Make an exact copy of all the entries below, with the pictures left out.

◆ SUPPLIED DATA ◆
========

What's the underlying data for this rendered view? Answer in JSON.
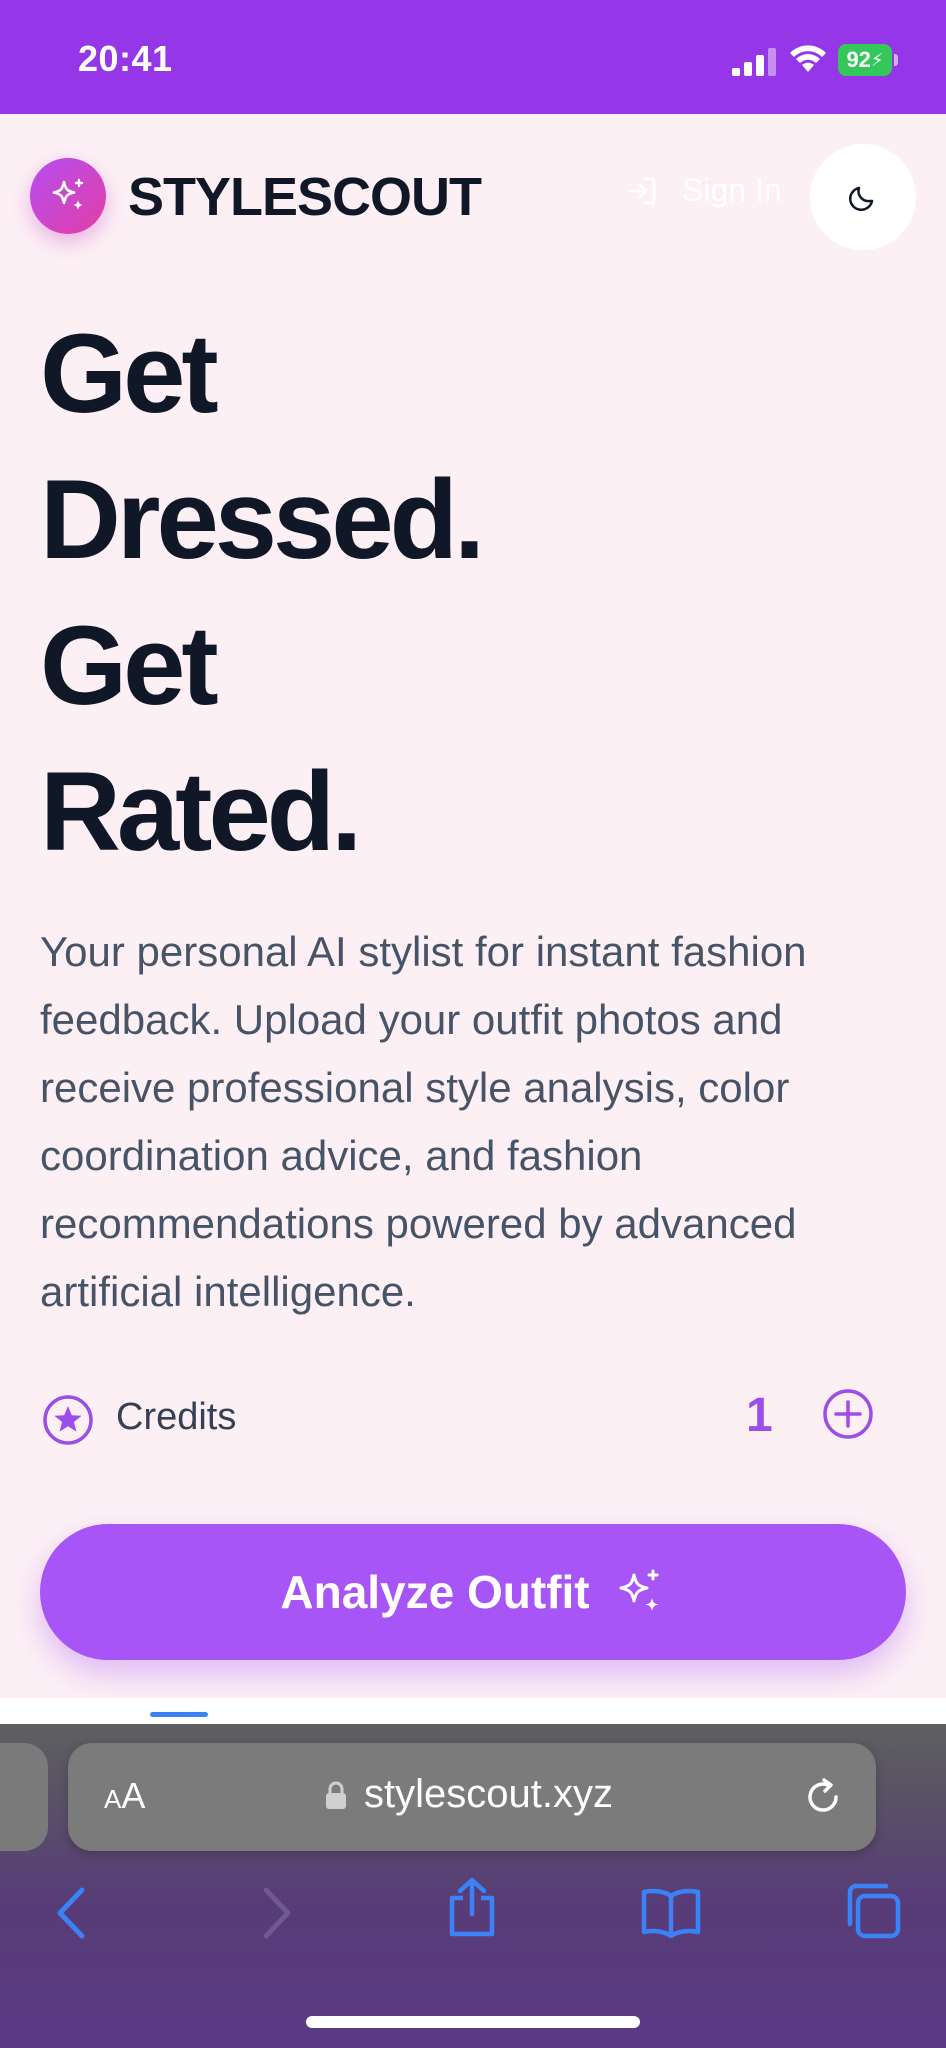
{
  "status_bar": {
    "time": "20:41",
    "battery": "92"
  },
  "header": {
    "brand": "STYLESCOUT",
    "sign_in_label": "Sign In",
    "logo_icon": "sparkles-icon",
    "theme_icon": "moon-icon"
  },
  "hero": {
    "lines": [
      "Get",
      "Dressed.",
      "Get",
      "Rated."
    ],
    "description": "Your personal AI stylist for instant fashion feedback. Upload your outfit photos and receive professional style analysis, color coordination advice, and fashion recommendations powered by advanced artificial intelligence."
  },
  "credits": {
    "label": "Credits",
    "value": "1"
  },
  "cta": {
    "label": "Analyze Outfit"
  },
  "browser": {
    "text_size_small": "A",
    "text_size_large": "A",
    "url": "stylescout.xyz"
  },
  "colors": {
    "status_bar": "#9536e8",
    "accent": "#a855f7",
    "background": "#fcf0f5",
    "heading": "#101828"
  }
}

========

◆ EXERCISE OUTPUT ◆
What's the underlying data for this rendered view? Answer in JSON.
{
  "status_bar": {
    "time": "20:41",
    "battery": "92"
  },
  "header": {
    "brand": "STYLESCOUT",
    "sign_in_label": "Sign In",
    "logo_icon": "sparkles-icon",
    "theme_icon": "moon-icon"
  },
  "hero": {
    "lines": [
      "Get",
      "Dressed.",
      "Get",
      "Rated."
    ],
    "description": "Your personal AI stylist for instant fashion feedback. Upload your outfit photos and receive professional style analysis, color coordination advice, and fashion recommendations powered by advanced artificial intelligence."
  },
  "credits": {
    "label": "Credits",
    "value": "1"
  },
  "cta": {
    "label": "Analyze Outfit"
  },
  "browser": {
    "text_size_small": "A",
    "text_size_large": "A",
    "url": "stylescout.xyz"
  },
  "colors": {
    "status_bar": "#9536e8",
    "accent": "#a855f7",
    "background": "#fcf0f5",
    "heading": "#101828"
  }
}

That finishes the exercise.